### [Requirement]
Search the listing below for the word "результаты" and copy each line that holds it.

### [Entries provided]
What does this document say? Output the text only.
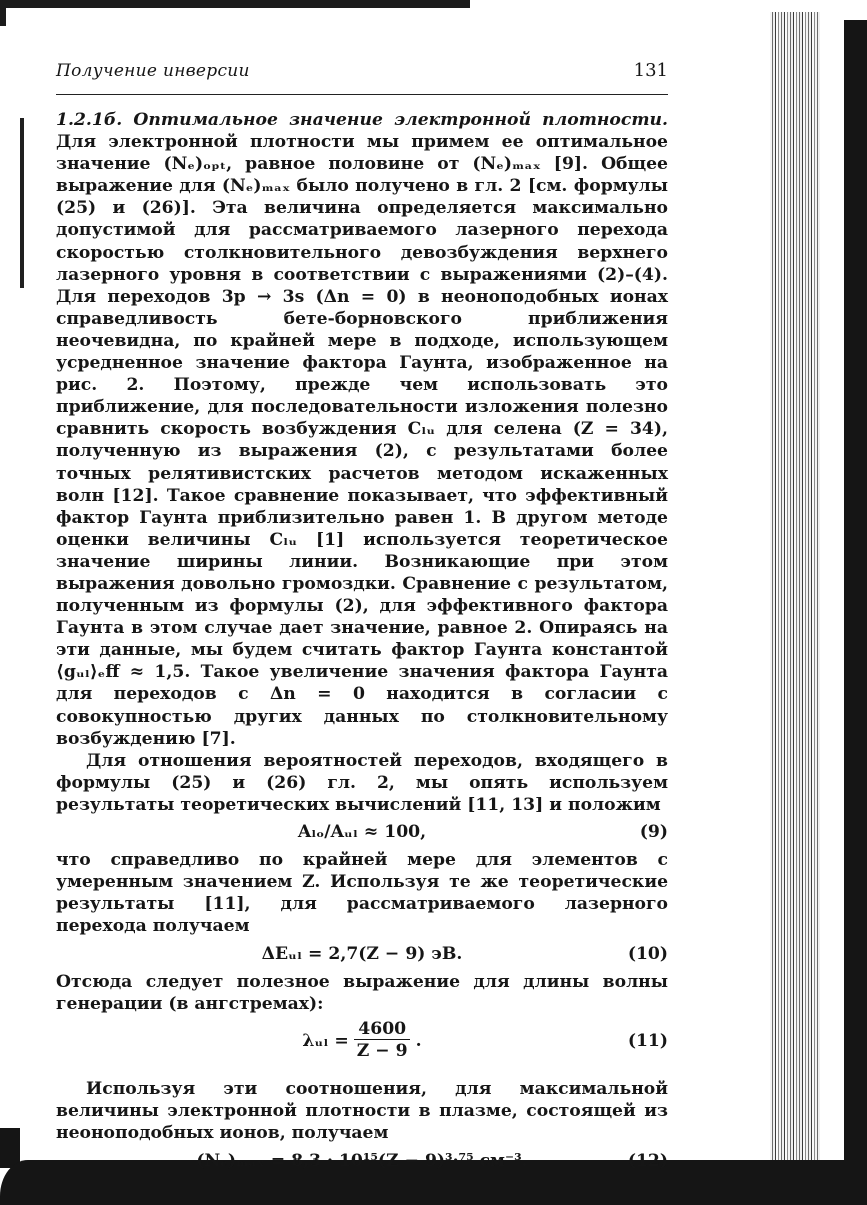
Получение инверсии	131

1.2.1б. Оптимальное значение электронной плотности. Для электронной плотности мы примем ее оптимальное значение (Nₑ)ₒₚₜ, равное половине от (Nₑ)ₘₐₓ [9]. Общее выражение для (Nₑ)ₘₐₓ было получено в гл. 2 [см. формулы (25) и (26)]. Эта величина определяется максимально допустимой для рассматриваемого лазерного перехода скоростью столкновительного девозбуждения верхнего лазерного уровня в соответствии с выражениями (2)–(4). Для переходов 3p → 3s (Δn = 0) в неоноподобных ионах справедливость бете-борновского приближения неочевидна, по крайней мере в подходе, использующем усредненное значение фактора Гаунта, изображенное на рис. 2. Поэтому, прежде чем использовать это приближение, для последовательности изложения полезно сравнить скорость возбуждения Cₗᵤ для селена (Z = 34), полученную из выражения (2), с результатами более точных релятивистских расчетов методом искаженных волн [12]. Такое сравнение показывает, что эффективный фактор Гаунта приблизительно равен 1. В другом методе оценки величины Cₗᵤ [1] используется теоретическое значение ширины линии. Возникающие при этом выражения довольно громоздки. Сравнение с результатом, полученным из формулы (2), для эффективного фактора Гаунта в этом случае дает значение, равное 2. Опираясь на эти данные, мы будем считать фактор Гаунта константой ⟨gᵤₗ⟩ₑff ≈ 1,5. Такое увеличение значения фактора Гаунта для переходов с Δn = 0 находится в согласии с совокупностью других данных по столкновительному возбуждению [7].

Для отношения вероятностей переходов, входящего в формулы (25) и (26) гл. 2, мы опять используем результаты теоретических вычислений [11, 13] и положим

Aₗₒ/Aᵤₗ ≈ 100,	(9)

что справедливо по крайней мере для элементов с умеренным значением Z. Используя те же теоретические результаты [11], для рассматриваемого лазерного перехода получаем

ΔEᵤₗ = 2,7(Z − 9) эВ.	(10)

Отсюда следует полезное выражение для длины волны генерации (в ангстремах):

λᵤₗ = $\frac{4600}{Z - 9}$ .	(11)

Используя эти соотношения, для максимальной величины электронной плотности в плазме, состоящей из неоноподобных ионов, получаем

(Nₑ)ₘₐₓ = 8,3 · 10¹⁵(Z − 9)³·⁷⁵ см⁻³.	(12)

### [Output for this task]
Для отношения вероятностей переходов, входящего в формулы (25) и (26) гл. 2, мы опять используем результаты теоретических вычислений [11, 13] и положим
что справедливо по крайней мере для элементов с умеренным значением Z. Используя те же теоретические результаты [11], для рассматриваемого лазерного перехода получаем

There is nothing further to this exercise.